[GOAL OF THE EXERCISE] Reproduce the material in full, unchanged.

'''

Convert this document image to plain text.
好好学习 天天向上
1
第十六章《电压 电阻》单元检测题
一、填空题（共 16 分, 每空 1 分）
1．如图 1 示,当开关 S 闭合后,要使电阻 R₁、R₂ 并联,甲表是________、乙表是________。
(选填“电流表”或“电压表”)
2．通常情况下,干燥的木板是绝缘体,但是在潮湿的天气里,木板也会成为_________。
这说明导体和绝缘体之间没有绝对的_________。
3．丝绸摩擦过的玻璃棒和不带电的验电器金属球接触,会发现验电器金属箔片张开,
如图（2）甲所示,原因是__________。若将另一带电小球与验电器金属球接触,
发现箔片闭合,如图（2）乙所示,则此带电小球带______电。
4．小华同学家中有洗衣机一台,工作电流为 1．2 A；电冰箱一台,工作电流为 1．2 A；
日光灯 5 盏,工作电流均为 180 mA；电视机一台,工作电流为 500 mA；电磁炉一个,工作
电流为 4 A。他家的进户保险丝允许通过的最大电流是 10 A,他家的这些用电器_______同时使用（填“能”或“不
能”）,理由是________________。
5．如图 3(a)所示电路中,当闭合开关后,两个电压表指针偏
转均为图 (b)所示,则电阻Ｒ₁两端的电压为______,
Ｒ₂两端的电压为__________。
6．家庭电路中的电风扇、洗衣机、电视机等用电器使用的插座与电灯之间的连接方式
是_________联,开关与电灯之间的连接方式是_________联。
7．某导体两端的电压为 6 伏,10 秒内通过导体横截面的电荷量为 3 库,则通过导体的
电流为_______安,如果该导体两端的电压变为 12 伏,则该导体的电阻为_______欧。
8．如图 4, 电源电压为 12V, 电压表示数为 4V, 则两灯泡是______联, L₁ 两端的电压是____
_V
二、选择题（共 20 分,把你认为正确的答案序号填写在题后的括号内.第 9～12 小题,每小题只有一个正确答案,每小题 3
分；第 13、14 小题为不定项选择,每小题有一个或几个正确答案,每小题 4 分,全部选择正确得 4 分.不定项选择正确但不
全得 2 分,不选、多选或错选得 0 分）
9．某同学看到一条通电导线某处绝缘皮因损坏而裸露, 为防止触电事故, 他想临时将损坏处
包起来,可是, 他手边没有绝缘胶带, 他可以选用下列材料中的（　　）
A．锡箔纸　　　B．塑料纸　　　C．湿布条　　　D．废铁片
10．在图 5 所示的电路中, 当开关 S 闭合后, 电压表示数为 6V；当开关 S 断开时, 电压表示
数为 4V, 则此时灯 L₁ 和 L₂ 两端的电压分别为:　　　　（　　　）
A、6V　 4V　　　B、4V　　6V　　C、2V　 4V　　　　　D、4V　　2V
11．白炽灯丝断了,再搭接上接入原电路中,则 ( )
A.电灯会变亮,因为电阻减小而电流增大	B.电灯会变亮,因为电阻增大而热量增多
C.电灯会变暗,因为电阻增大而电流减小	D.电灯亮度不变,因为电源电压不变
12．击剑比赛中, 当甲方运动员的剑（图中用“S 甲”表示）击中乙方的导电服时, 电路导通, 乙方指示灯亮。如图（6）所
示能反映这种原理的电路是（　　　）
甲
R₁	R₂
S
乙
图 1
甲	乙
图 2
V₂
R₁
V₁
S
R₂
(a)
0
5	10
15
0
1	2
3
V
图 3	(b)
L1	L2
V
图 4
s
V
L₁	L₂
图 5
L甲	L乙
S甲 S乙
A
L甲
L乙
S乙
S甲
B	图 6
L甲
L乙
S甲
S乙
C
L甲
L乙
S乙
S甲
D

'''

[OUTPUT OF THE EXERCISE]
Convert this document image to plain text.
好好学习 天天向上
1
第十六章《电压 电阻》单元检测题
一、填空题（共 16 分, 每空 1 分）
1．如图 1 示,当开关 S 闭合后,要使电阻 R₁、R₂ 并联,甲表是________、乙表是________。
(选填“电流表”或“电压表”)
2．通常情况下,干燥的木板是绝缘体,但是在潮湿的天气里,木板也会成为_________。
这说明导体和绝缘体之间没有绝对的_________。
3．丝绸摩擦过的玻璃棒和不带电的验电器金属球接触,会发现验电器金属箔片张开,
如图（2）甲所示,原因是__________。若将另一带电小球与验电器金属球接触,
发现箔片闭合,如图（2）乙所示,则此带电小球带______电。
4．小华同学家中有洗衣机一台,工作电流为 1．2 A；电冰箱一台,工作电流为 1．2 A；
日光灯 5 盏,工作电流均为 180 mA；电视机一台,工作电流为 500 mA；电磁炉一个,工作
电流为 4 A。他家的进户保险丝允许通过的最大电流是 10 A,他家的这些用电器_______同时使用（填“能”或“不
能”）,理由是________________。
5．如图 3(a)所示电路中,当闭合开关后,两个电压表指针偏
转均为图 (b)所示,则电阻Ｒ₁两端的电压为______,
Ｒ₂两端的电压为__________。
6．家庭电路中的电风扇、洗衣机、电视机等用电器使用的插座与电灯之间的连接方式
是_________联,开关与电灯之间的连接方式是_________联。
7．某导体两端的电压为 6 伏,10 秒内通过导体横截面的电荷量为 3 库,则通过导体的
电流为_______安,如果该导体两端的电压变为 12 伏,则该导体的电阻为_______欧。
8．如图 4, 电源电压为 12V, 电压表示数为 4V, 则两灯泡是______联, L₁ 两端的电压是____
_V
二、选择题（共 20 分,把你认为正确的答案序号填写在题后的括号内.第 9～12 小题,每小题只有一个正确答案,每小题 3
分；第 13、14 小题为不定项选择,每小题有一个或几个正确答案,每小题 4 分,全部选择正确得 4 分.不定项选择正确但不
全得 2 分,不选、多选或错选得 0 分）
9．某同学看到一条通电导线某处绝缘皮因损坏而裸露, 为防止触电事故, 他想临时将损坏处
包起来,可是, 他手边没有绝缘胶带, 他可以选用下列材料中的（　　）
A．锡箔纸　　　B．塑料纸　　　C．湿布条　　　D．废铁片
10．在图 5 所示的电路中, 当开关 S 闭合后, 电压表示数为 6V；当开关 S 断开时, 电压表示
数为 4V, 则此时灯 L₁ 和 L₂ 两端的电压分别为:　　　　（　　　）
A、6V　 4V　　　B、4V　　6V　　C、2V　 4V　　　　　D、4V　　2V
11．白炽灯丝断了,再搭接上接入原电路中,则 ( )
A.电灯会变亮,因为电阻减小而电流增大	B.电灯会变亮,因为电阻增大而热量增多
C.电灯会变暗,因为电阻增大而电流减小	D.电灯亮度不变,因为电源电压不变
12．击剑比赛中, 当甲方运动员的剑（图中用“S 甲”表示）击中乙方的导电服时, 电路导通, 乙方指示灯亮。如图（6）所
示能反映这种原理的电路是（　　　）
甲
R₁	R₂
S
乙
图 1
甲	乙
图 2
V₂
R₁
V₁
S
R₂
(a)
0
5	10
15
0
1	2
3
V
图 3	(b)
L1	L2
V
图 4
s
V
L₁	L₂
图 5
L甲	L乙
S甲 S乙
A
L甲
L乙
S乙
S甲
B	图 6
L甲
L乙
S甲
S乙
C
L甲
L乙
S乙
S甲
D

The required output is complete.